__WHAT THE TASK ASKS__: Each line that follows is to be retyped exactly.

Source records:
**********

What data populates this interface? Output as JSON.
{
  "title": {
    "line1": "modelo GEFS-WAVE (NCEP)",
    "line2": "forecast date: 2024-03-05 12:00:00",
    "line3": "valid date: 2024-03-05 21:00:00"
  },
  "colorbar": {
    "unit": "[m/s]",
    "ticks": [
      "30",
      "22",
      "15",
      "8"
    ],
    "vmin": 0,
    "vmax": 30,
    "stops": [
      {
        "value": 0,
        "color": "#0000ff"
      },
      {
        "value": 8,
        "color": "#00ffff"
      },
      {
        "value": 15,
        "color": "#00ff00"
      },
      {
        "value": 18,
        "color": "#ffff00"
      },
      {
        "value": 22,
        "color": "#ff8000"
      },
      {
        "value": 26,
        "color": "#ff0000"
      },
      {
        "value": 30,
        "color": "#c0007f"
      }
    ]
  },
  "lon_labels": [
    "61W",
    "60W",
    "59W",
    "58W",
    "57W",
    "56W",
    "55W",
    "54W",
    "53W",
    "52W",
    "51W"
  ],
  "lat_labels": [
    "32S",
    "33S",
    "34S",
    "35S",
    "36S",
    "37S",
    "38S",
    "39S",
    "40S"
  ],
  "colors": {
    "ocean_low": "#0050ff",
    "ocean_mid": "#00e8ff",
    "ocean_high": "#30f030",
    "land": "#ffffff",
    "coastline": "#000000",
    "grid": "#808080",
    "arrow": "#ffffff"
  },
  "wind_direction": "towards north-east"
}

**********

__TASK OUTPUT__:
What data populates this interface? Output as JSON.
{
  "title": {
    "line1": "modelo GEFS-WAVE (NCEP)",
    "line2": "forecast date: 2024-03-05 12:00:00",
    "line3": "valid date: 2024-03-05 21:00:00"
  },
  "colorbar": {
    "unit": "[m/s]",
    "ticks": [
      "30",
      "22",
      "15",
      "8"
    ],
    "vmin": 0,
    "vmax": 30,
    "stops": [
      {
        "value": 0,
        "color": "#0000ff"
      },
      {
        "value": 8,
        "color": "#00ffff"
      },
      {
        "value": 15,
        "color": "#00ff00"
      },
      {
        "value": 18,
        "color": "#ffff00"
      },
      {
        "value": 22,
        "color": "#ff8000"
      },
      {
        "value": 26,
        "color": "#ff0000"
      },
      {
        "value": 30,
        "color": "#c0007f"
      }
    ]
  },
  "lon_labels": [
    "61W",
    "60W",
    "59W",
    "58W",
    "57W",
    "56W",
    "55W",
    "54W",
    "53W",
    "52W",
    "51W"
  ],
  "lat_labels": [
    "32S",
    "33S",
    "34S",
    "35S",
    "36S",
    "37S",
    "38S",
    "39S",
    "40S"
  ],
  "colors": {
    "ocean_low": "#0050ff",
    "ocean_mid": "#00e8ff",
    "ocean_high": "#30f030",
    "land": "#ffffff",
    "coastline": "#000000",
    "grid": "#808080",
    "arrow": "#ffffff"
  },
  "wind_direction": "towards north-east"
}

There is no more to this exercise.